Where the string "output" occurs in the material below, report the whole line.

--- Start of RECORD EXCERPTS ---

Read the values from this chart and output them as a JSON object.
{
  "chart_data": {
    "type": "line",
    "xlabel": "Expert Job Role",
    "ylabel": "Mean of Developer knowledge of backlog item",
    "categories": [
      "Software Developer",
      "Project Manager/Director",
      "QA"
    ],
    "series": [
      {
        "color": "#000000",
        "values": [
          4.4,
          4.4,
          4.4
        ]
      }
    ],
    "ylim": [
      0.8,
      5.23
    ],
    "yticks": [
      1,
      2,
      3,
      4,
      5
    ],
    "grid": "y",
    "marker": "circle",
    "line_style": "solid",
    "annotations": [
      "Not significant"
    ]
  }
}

--- End of RECORD EXCERPTS ---
--- Start of RECORD EXCERPTS ---

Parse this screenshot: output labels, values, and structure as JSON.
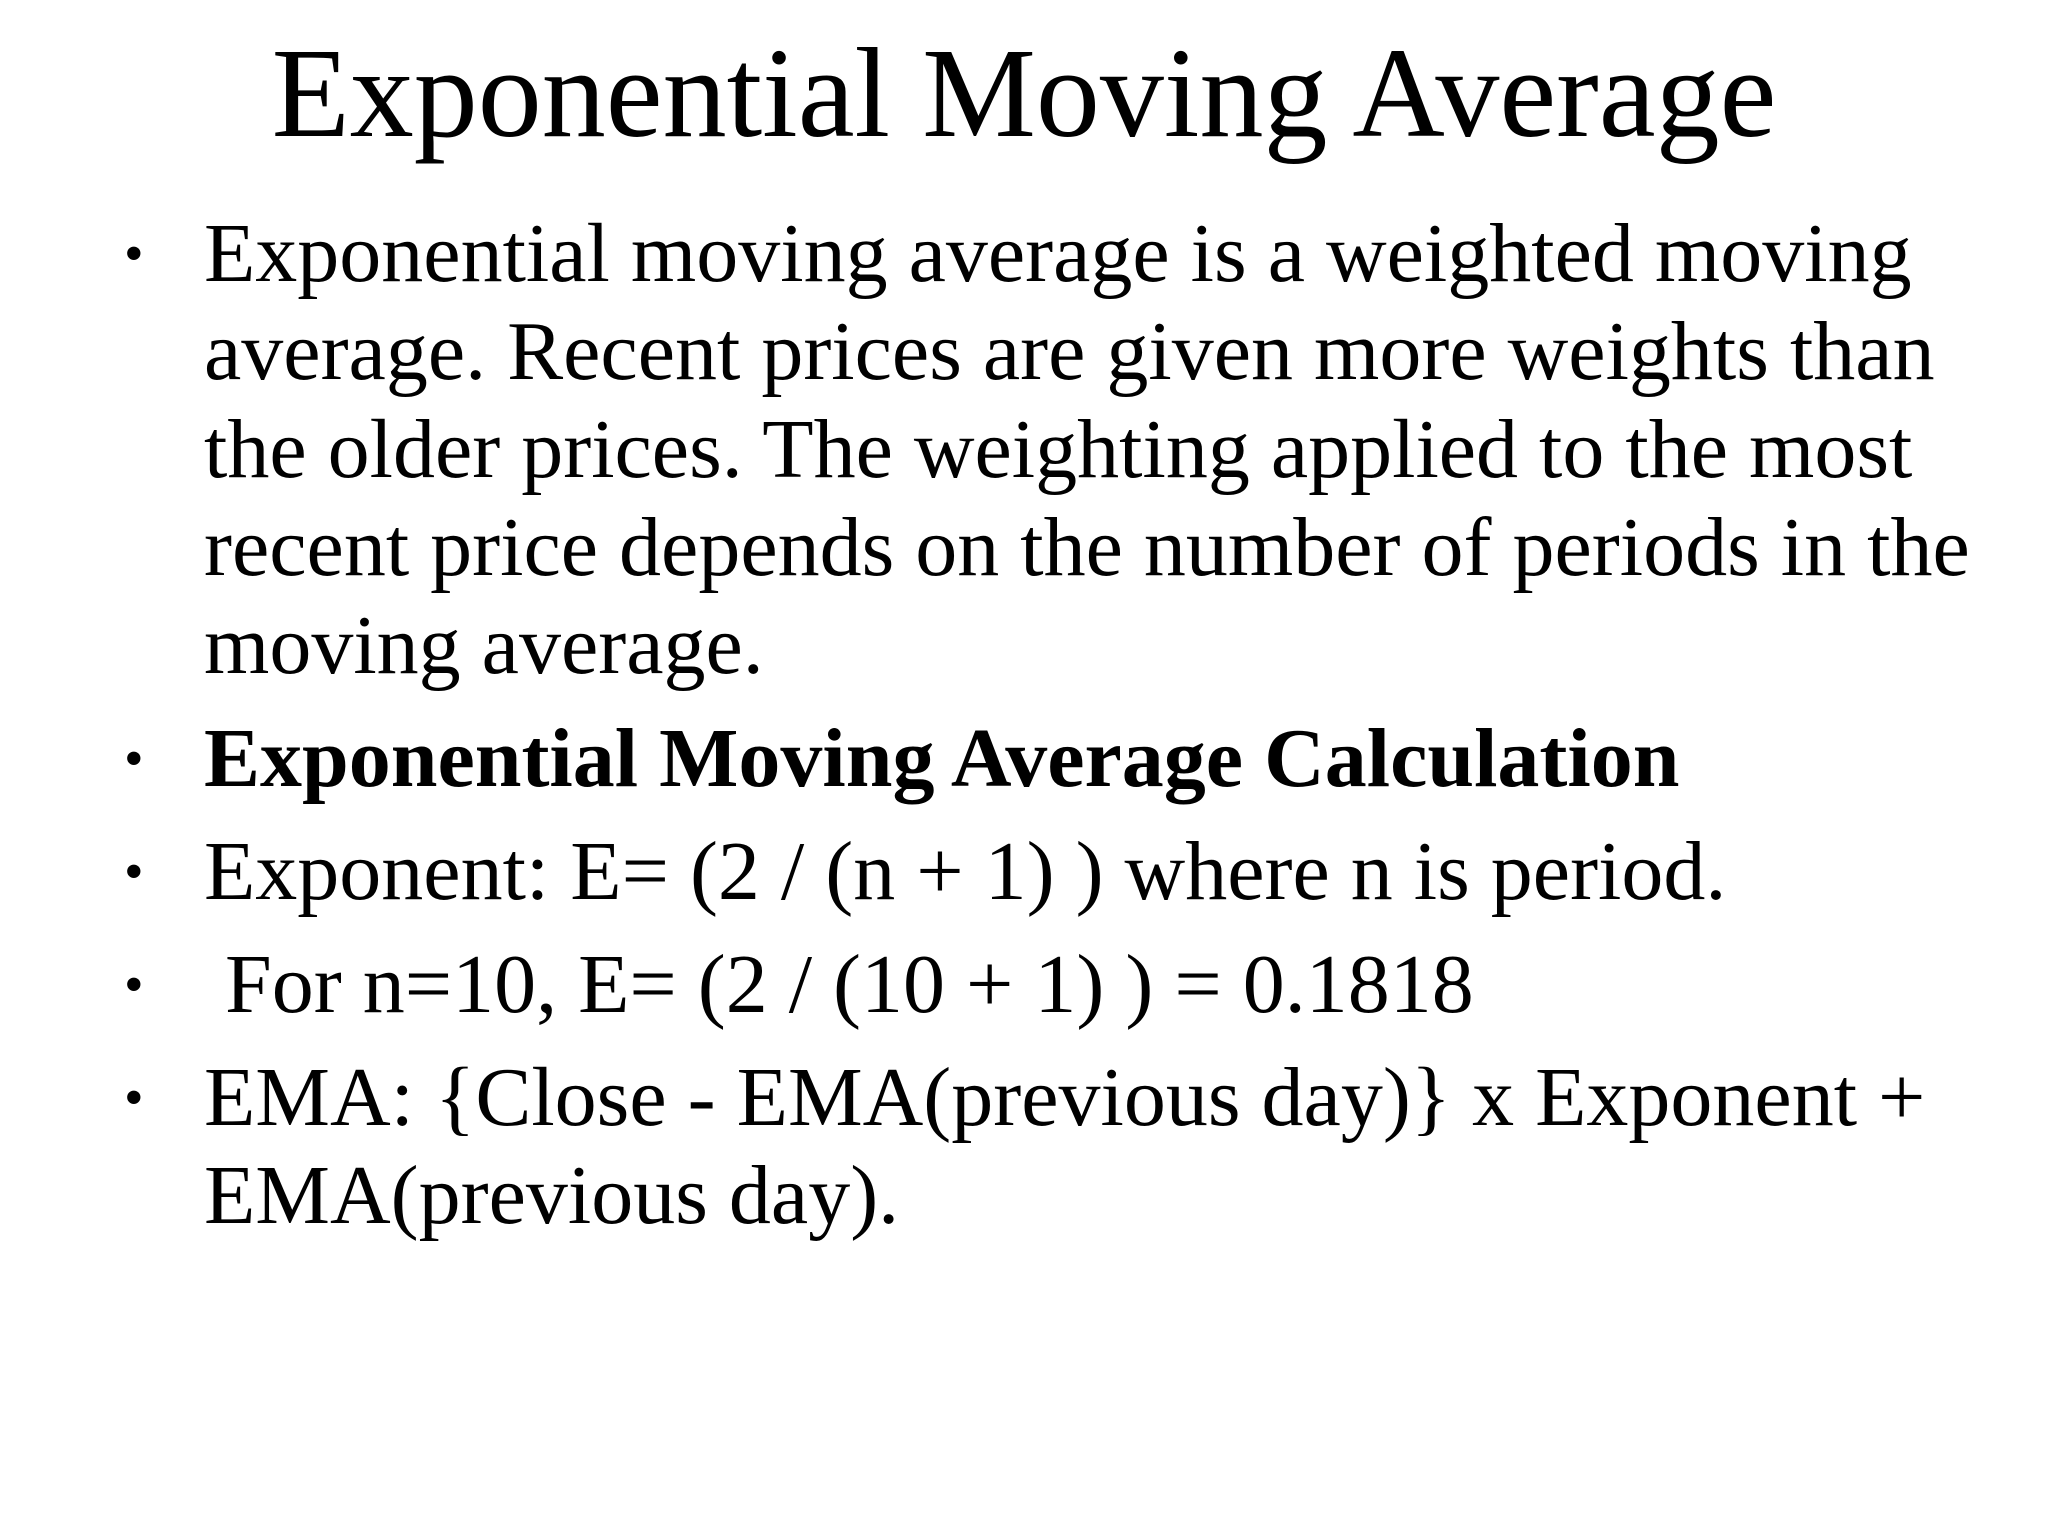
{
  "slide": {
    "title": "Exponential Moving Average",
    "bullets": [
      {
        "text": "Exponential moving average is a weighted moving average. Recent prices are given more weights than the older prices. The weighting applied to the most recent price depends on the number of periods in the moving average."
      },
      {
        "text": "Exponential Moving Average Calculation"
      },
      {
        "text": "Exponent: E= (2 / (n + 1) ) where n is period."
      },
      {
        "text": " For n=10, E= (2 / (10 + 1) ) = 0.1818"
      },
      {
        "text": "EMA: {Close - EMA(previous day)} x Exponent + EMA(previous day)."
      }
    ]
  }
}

--- End of RECORD EXCERPTS ---

§ **COMPLETED EXERCISE**
Read the values from this chart and output them as a JSON object.
Parse this screenshot: output labels, values, and structure as JSON.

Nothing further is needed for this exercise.